◆ WHAT YOU WILL DO:
1. In the Phabricator review, which part of the Trojan Source paper does the patch detect?
2. Rework the Phabricator review text between "From the terms" and "Documentation.", inclusive, with "copyright" changed to "license".

◆ SOURCE EXCERPT:

## Start

This is an archive of the discontinued LLVM Phabricator instance.

[clang-tidy] Confusable identifiers detection
ClosedPublic

Authored by serge-sans-paille on Nov 1 2021, 2:24 AM.

Details

Summary

This patch implements detection of confusable identifiers within clang-tidy. It only considers identifiers whose declaration scope may conflict with.

It detects the homoglyph part of https://www.trojansource.codes/trojan-source.pdf

Diff Detail

Event Timeline

serge-sans-paille requested review of this revision.Nov 1 2021, 2:24 AM
Herald added a project: Restricted Project. · View Herald TranscriptNov 1 2021, 2:24 AM
Herald added a subscriber: cfe-commits. · View Herald Transcript
rsmith added a subscriber: rsmith.Nov 1 2021, 3:14 PM
rsmith added inline comments.
clang-tools-extra/clang-tidy/misc/CMakeLists.txt
9

Please generate a filename that follows our normal conventions (Confusables.inc).

clang-tools-extra/clang-tidy/misc/ConfusableTable/confusables.txt
6

From the terms of use we find this: https://www.unicode.org/license.html and in particular:

[...] provided that either
(a) this copyright and permission notice appear with all copies
of the Data Files or Software, or
(b) this copyright and permission notice appear in associated
Documentation.

## End

[Raw records]
## Start

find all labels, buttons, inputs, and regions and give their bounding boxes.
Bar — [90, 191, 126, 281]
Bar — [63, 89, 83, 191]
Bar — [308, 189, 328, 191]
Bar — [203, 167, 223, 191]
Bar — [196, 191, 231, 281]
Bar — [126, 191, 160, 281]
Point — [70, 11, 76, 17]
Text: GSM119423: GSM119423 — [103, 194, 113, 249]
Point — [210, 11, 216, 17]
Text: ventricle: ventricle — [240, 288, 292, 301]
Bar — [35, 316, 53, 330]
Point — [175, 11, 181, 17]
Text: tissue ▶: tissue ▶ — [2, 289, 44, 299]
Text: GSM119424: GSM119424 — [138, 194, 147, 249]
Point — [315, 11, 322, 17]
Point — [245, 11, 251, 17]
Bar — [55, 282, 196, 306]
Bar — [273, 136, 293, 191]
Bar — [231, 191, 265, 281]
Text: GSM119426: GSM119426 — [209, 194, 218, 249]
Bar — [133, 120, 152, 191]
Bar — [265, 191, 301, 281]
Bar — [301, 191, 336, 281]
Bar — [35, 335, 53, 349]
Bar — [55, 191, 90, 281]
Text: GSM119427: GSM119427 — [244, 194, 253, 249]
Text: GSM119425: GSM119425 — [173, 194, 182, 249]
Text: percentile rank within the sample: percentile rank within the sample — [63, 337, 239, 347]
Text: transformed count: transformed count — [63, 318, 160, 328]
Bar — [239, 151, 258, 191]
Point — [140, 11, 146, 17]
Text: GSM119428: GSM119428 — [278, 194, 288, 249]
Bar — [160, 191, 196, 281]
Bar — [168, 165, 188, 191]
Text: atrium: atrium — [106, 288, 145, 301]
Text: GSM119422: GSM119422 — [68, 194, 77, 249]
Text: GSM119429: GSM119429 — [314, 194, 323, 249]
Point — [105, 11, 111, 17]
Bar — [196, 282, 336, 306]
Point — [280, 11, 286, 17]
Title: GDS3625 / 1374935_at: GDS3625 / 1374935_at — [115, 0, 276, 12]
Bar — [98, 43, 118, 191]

## End

◆ ANSWERS TO THE TASKS:
1. The homoglyph part.

2.
From the terms of use we find this: https://www.unicode.org/license.html and in particular:

[...] provided that either
(a) this license and permission notice appear with all copies
of the Data Files or Software, or
(b) this license and permission notice appear in associated
Documentation.